Items from a dataset:
=-=-=-=-=
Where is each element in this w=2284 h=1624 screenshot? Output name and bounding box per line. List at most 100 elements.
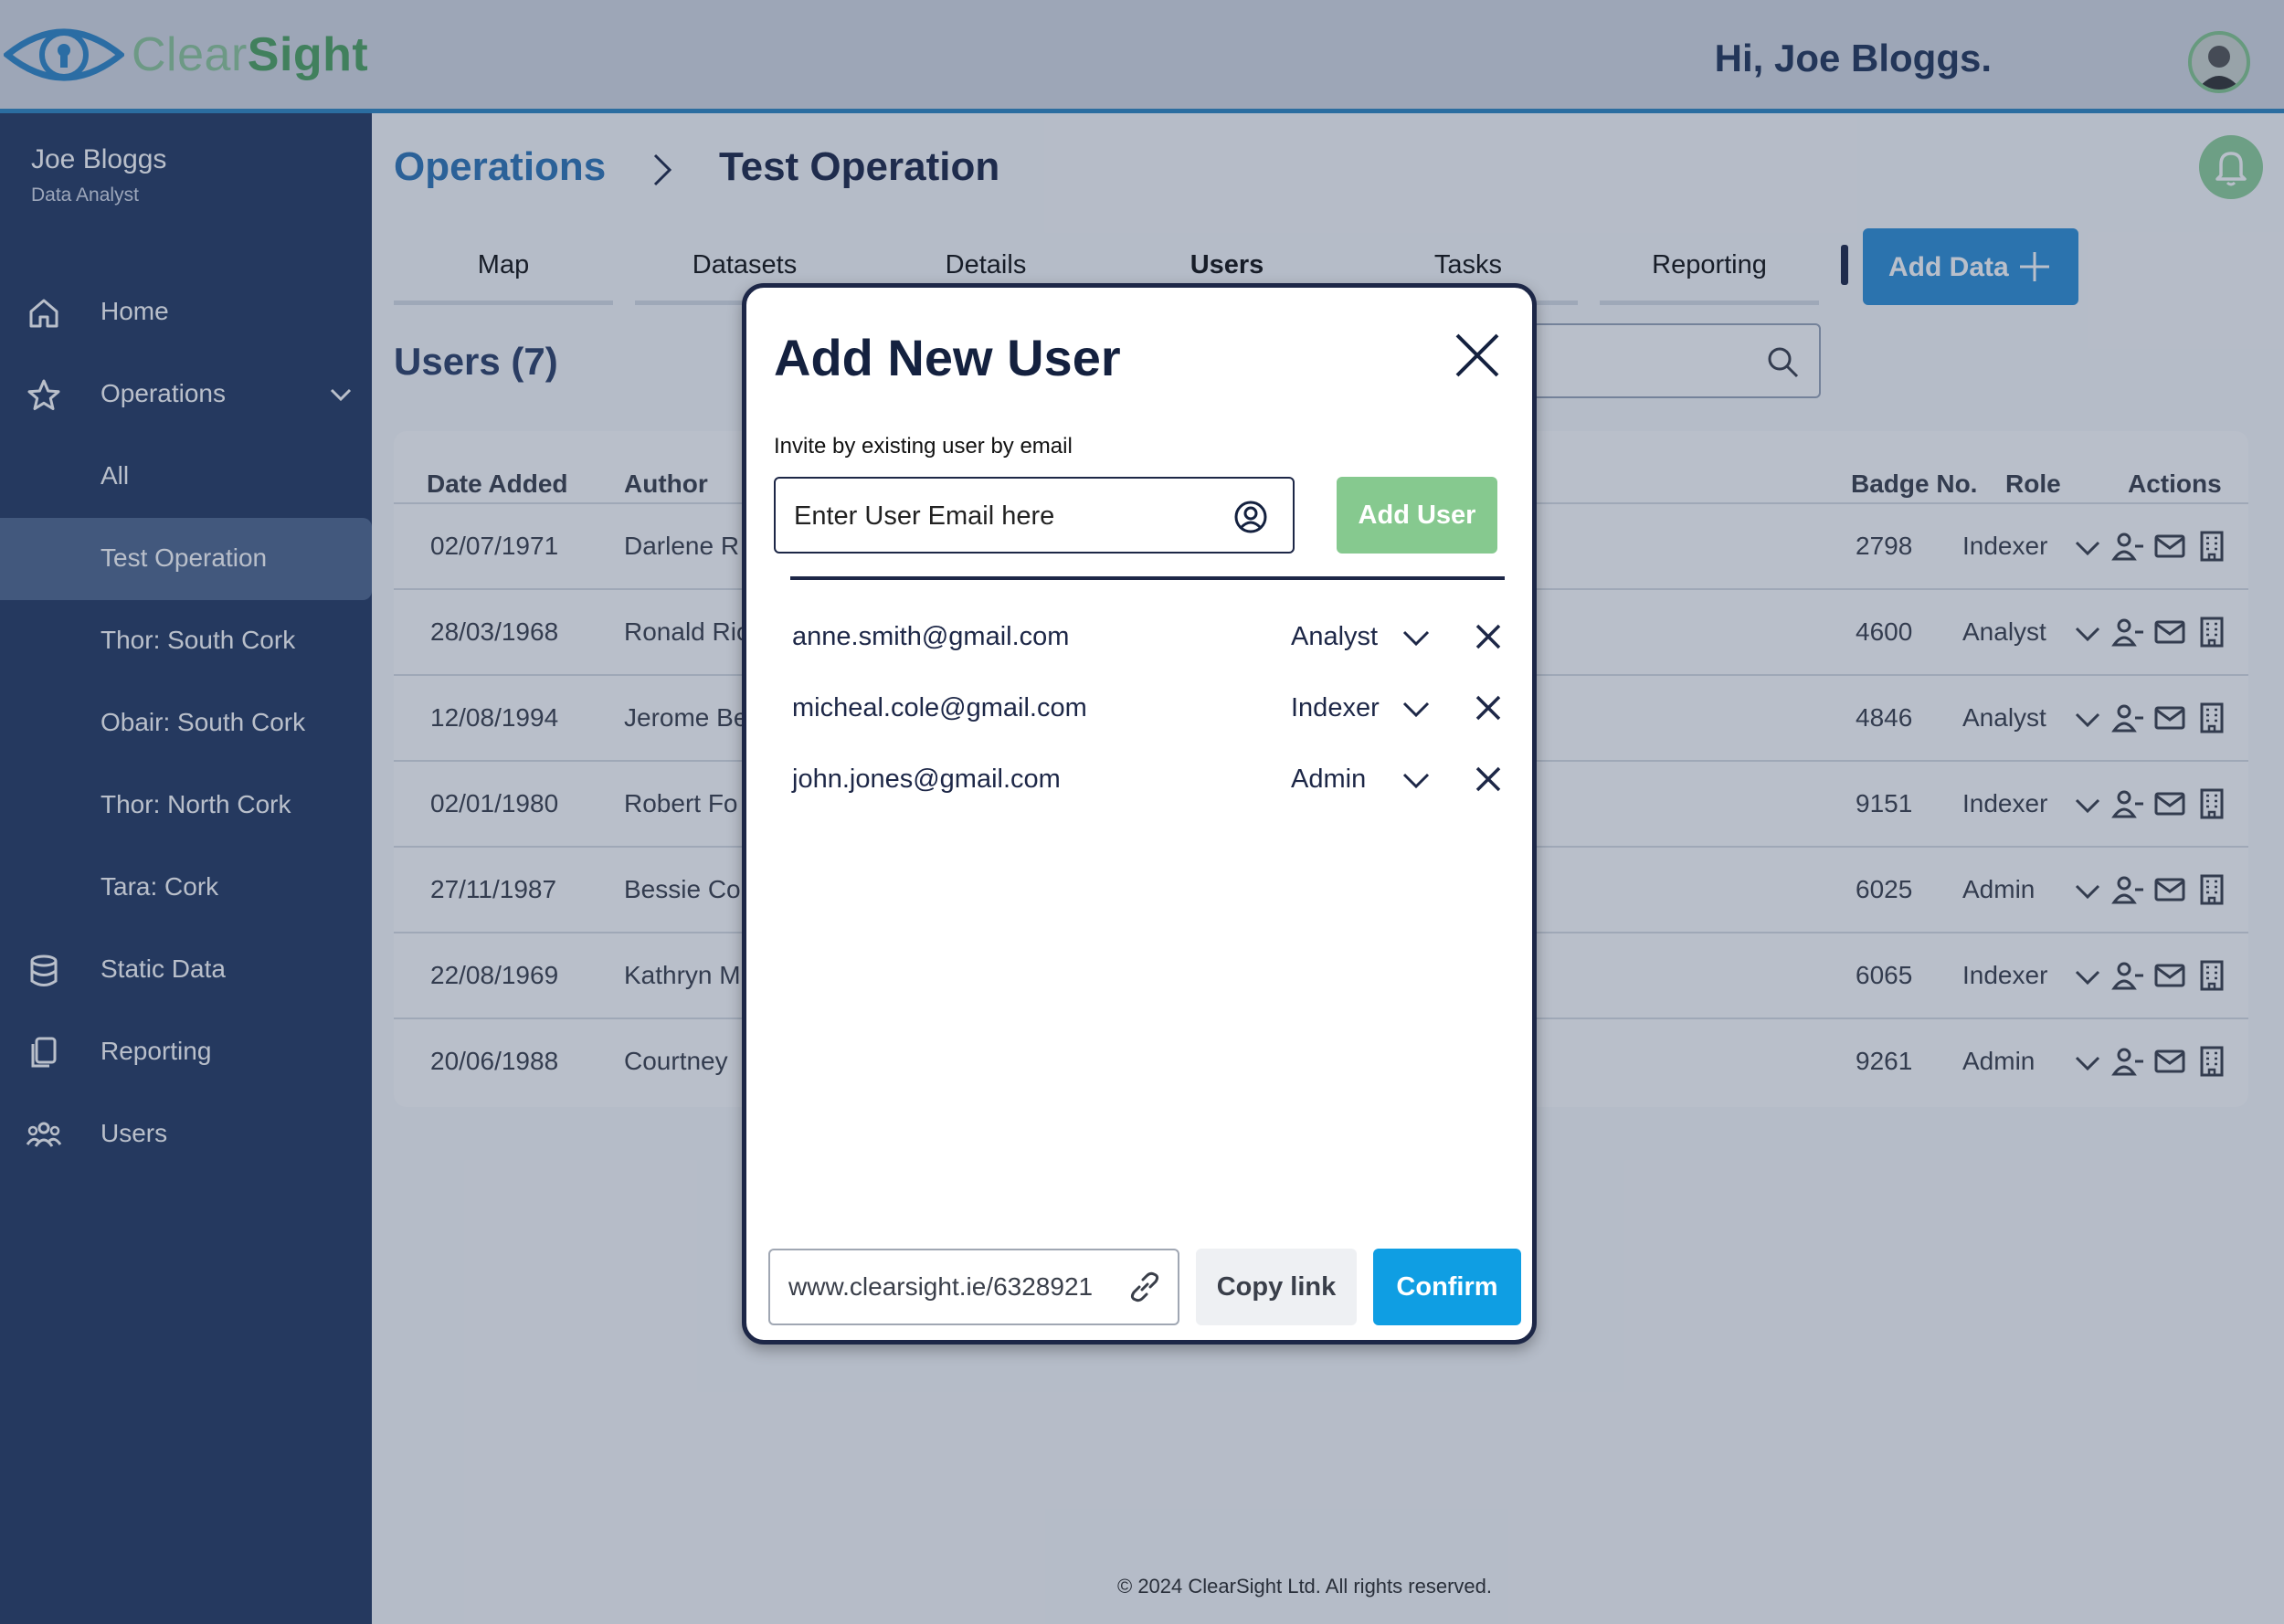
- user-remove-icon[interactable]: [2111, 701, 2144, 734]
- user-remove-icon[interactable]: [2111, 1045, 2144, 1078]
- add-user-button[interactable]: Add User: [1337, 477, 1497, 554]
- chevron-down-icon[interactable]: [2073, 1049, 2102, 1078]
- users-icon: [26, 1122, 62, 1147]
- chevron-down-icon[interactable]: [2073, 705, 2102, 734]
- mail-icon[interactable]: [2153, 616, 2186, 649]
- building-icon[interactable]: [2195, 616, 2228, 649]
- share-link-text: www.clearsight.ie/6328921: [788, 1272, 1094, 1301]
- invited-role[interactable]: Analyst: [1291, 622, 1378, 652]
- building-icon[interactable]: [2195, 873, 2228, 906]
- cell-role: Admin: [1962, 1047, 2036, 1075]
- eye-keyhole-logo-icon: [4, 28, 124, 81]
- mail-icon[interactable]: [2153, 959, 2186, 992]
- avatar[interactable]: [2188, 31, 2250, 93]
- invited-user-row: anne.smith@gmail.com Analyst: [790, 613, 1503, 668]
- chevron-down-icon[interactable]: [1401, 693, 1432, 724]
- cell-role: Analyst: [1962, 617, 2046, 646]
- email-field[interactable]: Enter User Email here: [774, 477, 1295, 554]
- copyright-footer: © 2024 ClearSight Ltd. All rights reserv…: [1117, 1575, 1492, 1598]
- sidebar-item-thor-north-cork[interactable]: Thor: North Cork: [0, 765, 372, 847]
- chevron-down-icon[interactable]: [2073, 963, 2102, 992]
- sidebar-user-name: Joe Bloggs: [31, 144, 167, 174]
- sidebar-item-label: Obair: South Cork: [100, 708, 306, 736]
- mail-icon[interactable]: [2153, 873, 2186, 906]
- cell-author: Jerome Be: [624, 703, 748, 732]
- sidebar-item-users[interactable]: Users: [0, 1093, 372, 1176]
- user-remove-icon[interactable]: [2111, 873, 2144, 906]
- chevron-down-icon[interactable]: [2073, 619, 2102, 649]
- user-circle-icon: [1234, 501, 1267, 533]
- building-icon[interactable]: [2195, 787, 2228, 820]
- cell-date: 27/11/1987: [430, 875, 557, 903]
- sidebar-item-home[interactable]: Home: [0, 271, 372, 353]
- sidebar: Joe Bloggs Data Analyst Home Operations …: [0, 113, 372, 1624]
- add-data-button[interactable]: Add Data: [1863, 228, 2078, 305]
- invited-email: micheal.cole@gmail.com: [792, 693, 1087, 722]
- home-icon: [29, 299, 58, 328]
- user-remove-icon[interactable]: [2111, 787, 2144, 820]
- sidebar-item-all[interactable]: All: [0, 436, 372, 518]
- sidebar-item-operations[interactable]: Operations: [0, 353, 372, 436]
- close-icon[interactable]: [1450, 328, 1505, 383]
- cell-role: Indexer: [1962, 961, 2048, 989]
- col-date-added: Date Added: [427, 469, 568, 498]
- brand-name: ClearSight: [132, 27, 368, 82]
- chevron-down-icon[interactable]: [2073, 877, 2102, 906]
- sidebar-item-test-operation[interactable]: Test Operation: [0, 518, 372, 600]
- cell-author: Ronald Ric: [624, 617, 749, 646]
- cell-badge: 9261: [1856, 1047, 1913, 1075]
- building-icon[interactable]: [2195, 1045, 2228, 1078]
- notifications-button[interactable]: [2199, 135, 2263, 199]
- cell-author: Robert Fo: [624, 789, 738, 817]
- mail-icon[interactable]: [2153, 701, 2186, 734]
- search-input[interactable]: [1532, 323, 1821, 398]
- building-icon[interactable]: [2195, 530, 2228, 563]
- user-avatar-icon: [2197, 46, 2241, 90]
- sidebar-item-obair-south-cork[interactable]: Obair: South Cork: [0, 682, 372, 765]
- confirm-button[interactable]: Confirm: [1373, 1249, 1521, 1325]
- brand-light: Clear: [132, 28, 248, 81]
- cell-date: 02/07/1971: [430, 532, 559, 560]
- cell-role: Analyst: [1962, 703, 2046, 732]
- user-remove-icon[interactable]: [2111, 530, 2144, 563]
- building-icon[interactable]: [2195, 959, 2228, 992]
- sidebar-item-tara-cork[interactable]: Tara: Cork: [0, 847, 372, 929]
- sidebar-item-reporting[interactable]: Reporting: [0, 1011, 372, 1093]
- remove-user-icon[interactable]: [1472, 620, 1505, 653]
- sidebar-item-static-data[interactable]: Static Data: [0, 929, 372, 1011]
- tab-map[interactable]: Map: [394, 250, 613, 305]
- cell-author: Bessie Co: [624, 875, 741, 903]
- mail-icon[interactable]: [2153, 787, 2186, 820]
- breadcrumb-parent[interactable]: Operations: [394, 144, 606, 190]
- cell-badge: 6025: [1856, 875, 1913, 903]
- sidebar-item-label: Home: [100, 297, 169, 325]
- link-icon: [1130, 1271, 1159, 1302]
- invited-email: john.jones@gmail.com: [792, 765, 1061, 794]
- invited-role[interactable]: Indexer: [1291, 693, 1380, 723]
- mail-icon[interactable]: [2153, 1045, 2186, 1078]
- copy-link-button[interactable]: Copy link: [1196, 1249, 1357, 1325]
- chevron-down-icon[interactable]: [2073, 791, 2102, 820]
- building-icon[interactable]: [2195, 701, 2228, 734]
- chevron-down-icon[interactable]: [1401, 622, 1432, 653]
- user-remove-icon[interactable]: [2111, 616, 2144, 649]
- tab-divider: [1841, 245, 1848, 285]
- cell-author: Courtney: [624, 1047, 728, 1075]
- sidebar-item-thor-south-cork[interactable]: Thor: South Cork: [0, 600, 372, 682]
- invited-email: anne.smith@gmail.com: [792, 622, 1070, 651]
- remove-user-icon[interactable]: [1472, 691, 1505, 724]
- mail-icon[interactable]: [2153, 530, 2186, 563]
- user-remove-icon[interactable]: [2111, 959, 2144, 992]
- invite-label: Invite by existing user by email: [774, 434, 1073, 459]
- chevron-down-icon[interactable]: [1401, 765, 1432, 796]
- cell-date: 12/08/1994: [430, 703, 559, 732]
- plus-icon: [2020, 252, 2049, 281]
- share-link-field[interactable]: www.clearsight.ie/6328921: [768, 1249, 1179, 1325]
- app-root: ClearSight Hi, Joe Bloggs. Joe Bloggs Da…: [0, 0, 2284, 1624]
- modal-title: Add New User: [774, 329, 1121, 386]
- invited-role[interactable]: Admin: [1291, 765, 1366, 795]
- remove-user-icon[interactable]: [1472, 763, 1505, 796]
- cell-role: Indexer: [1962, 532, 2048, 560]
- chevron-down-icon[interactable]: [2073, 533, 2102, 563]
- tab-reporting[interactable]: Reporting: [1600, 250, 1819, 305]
=-=-=-=-=
Turn the lines of the listing above, from the line with "- user-remove-icon[interactable]: [2111, 701, 2144, 734]" up to and including the line with "- cell-role: Admin: [1962, 1047, 2036, 1075]", into a numbered list, leaving out any blank lines.

▸ ANSWER IN FULL:
1. - user-remove-icon[interactable]: [2111, 701, 2144, 734]
2. - user-remove-icon[interactable]: [2111, 1045, 2144, 1078]
3. - add-user-button[interactable]: Add User: [1337, 477, 1497, 554]
4. - chevron-down-icon[interactable]: [2073, 1049, 2102, 1078]
5. - users-icon: [26, 1122, 62, 1147]
6. - chevron-down-icon[interactable]: [2073, 705, 2102, 734]
7. - mail-icon[interactable]: [2153, 616, 2186, 649]
8. - building-icon[interactable]: [2195, 616, 2228, 649]
9. - share-link-text: www.clearsight.ie/6328921: [788, 1272, 1094, 1301]
10. - invited-role[interactable]: Analyst: [1291, 622, 1378, 652]
11. - building-icon[interactable]: [2195, 873, 2228, 906]
12. - cell-role: Admin: [1962, 1047, 2036, 1075]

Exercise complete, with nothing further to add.